- The request: Exactly how many lines have the word "JSON"? Answer with the bare number.

- Material:
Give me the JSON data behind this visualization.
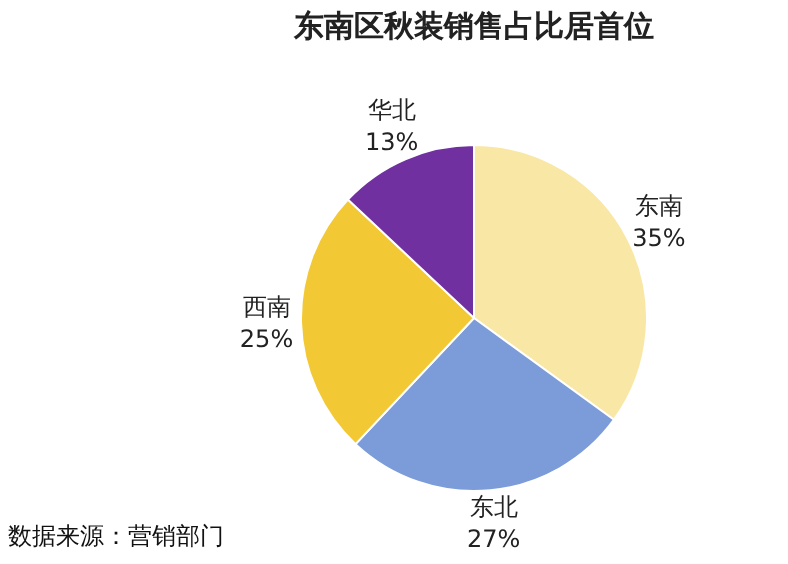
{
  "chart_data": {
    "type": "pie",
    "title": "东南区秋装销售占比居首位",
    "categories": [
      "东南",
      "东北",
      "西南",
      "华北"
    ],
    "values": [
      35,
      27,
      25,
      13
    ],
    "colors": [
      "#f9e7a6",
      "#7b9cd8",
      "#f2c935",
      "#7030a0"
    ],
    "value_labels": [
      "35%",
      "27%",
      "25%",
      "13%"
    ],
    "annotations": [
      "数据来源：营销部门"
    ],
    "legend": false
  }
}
--
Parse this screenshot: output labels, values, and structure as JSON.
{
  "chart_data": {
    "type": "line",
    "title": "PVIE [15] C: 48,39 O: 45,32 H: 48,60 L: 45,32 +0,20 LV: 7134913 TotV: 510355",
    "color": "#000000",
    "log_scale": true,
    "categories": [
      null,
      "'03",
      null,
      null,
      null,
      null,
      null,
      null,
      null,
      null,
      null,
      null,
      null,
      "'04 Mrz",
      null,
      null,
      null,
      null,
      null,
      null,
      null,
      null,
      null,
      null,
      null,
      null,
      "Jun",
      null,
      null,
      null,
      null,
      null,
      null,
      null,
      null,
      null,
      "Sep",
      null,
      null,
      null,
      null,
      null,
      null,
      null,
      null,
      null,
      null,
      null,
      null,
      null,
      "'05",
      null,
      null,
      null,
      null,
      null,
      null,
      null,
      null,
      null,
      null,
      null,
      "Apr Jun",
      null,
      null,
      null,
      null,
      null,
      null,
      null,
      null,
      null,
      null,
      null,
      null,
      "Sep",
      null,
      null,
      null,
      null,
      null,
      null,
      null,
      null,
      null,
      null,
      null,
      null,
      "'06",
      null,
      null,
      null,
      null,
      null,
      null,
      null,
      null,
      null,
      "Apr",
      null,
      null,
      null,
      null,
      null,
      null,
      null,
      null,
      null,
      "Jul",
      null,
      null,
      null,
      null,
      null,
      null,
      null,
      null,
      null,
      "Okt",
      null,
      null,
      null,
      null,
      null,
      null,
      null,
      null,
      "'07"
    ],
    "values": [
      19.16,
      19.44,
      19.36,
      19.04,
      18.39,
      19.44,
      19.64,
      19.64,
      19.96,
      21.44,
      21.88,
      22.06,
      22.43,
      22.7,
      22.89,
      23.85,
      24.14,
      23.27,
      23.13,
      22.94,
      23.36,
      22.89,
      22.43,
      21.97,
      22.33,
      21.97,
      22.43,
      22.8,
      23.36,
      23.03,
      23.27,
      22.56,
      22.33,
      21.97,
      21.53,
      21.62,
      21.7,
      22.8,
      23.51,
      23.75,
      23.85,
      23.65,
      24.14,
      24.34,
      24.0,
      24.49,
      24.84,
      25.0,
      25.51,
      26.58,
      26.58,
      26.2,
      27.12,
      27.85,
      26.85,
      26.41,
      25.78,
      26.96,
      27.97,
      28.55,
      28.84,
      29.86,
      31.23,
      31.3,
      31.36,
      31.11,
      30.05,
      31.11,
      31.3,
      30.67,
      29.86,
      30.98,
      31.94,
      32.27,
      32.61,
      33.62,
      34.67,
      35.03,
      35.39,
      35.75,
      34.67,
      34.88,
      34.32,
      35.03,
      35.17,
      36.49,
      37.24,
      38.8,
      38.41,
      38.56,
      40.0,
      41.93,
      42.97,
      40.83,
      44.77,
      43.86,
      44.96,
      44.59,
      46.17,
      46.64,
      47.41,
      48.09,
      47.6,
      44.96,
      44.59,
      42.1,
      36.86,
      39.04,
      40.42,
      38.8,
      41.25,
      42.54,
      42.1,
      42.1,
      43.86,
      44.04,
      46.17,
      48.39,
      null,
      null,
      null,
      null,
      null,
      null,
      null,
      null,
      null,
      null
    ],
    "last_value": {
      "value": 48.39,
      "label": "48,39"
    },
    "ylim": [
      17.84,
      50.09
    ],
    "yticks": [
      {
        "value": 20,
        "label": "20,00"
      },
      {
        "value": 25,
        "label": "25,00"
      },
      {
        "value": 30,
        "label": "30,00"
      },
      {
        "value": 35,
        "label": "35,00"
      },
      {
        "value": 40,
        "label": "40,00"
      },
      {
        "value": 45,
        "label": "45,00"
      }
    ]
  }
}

- Response: 2